Items from a figure collection
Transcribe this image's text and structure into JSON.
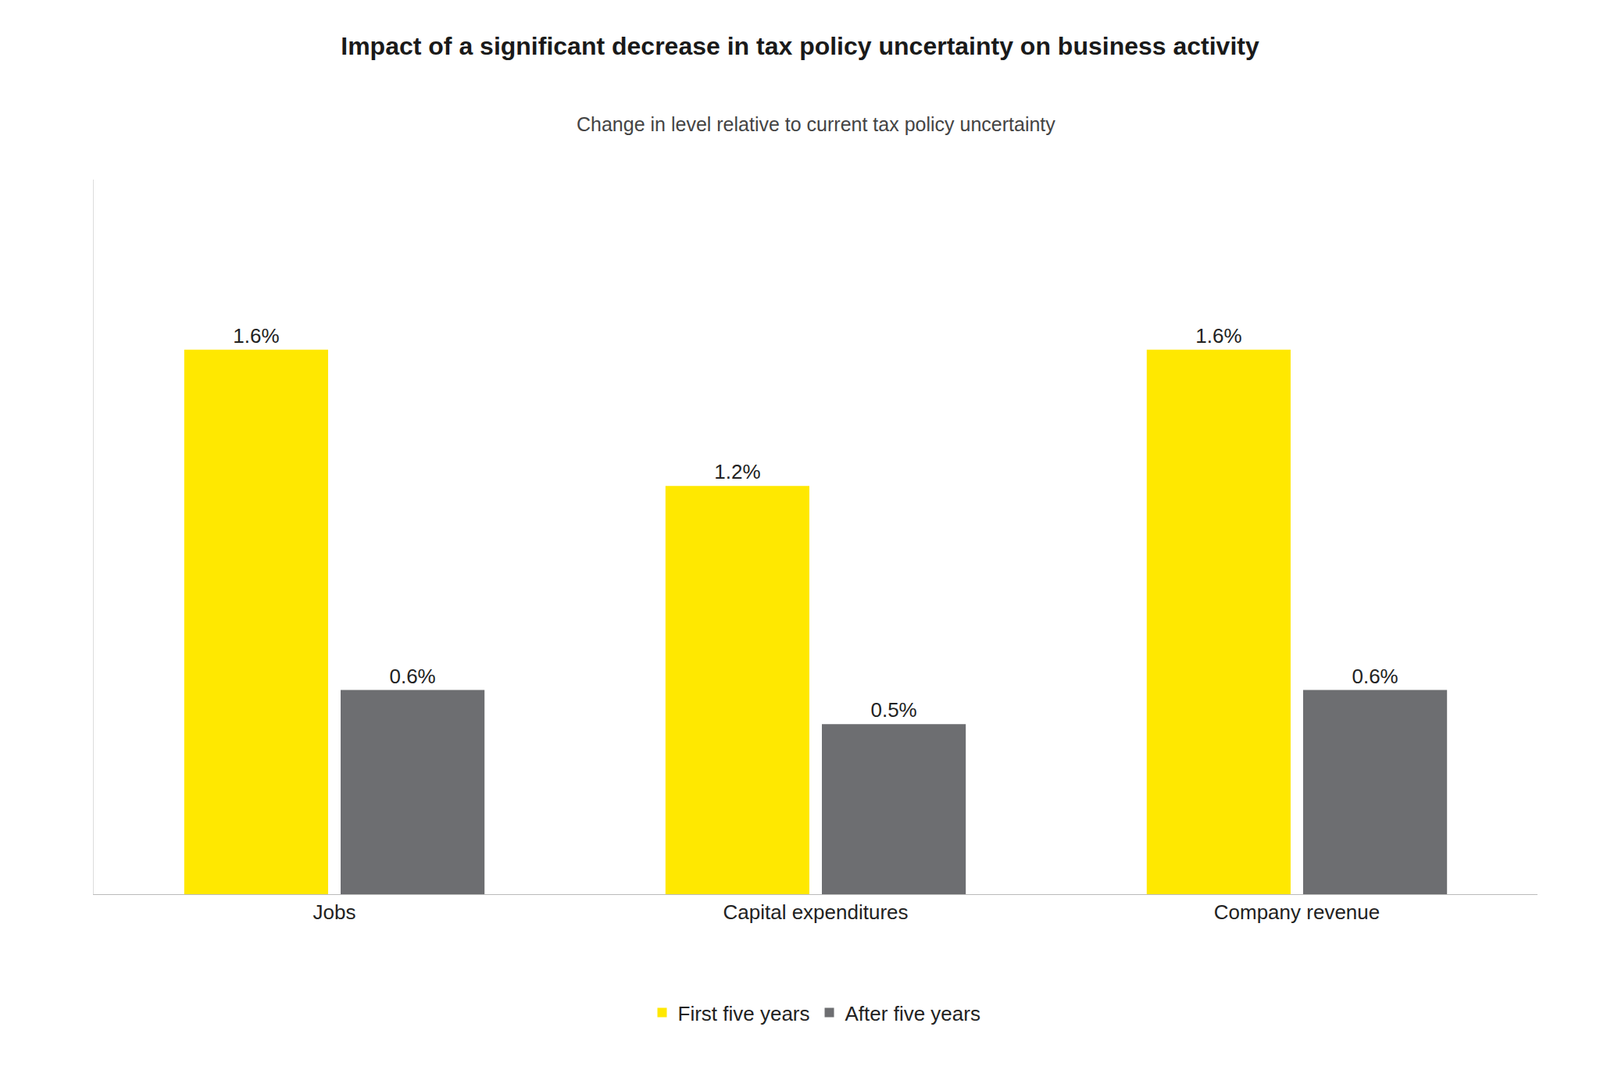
{
  "chart_data": {
    "type": "bar",
    "title": "Impact of a significant decrease in tax policy uncertainty on business activity",
    "subtitle": "Change in level relative to current tax policy uncertainty",
    "categories": [
      "Jobs",
      "Capital expenditures",
      "Company revenue"
    ],
    "series": [
      {
        "name": "First five years",
        "color": "#FFE800",
        "values": [
          1.6,
          1.2,
          1.6
        ],
        "value_labels": [
          "1.6%",
          "1.2%",
          "1.6%"
        ]
      },
      {
        "name": "After five years",
        "color": "#6d6e71",
        "values": [
          0.6,
          0.5,
          0.6
        ],
        "value_labels": [
          "0.6%",
          "0.5%",
          "0.6%"
        ]
      }
    ],
    "ylim": [
      0,
      2.1
    ],
    "data_labels": true,
    "tick_labels": "x",
    "legend": "bottom",
    "grid": false
  }
}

— DIRECTION —
Filter the listing above by the word "five"; copy each line that passes.

— RESPONSE —
        "name": "First five years",
        "name": "After five years",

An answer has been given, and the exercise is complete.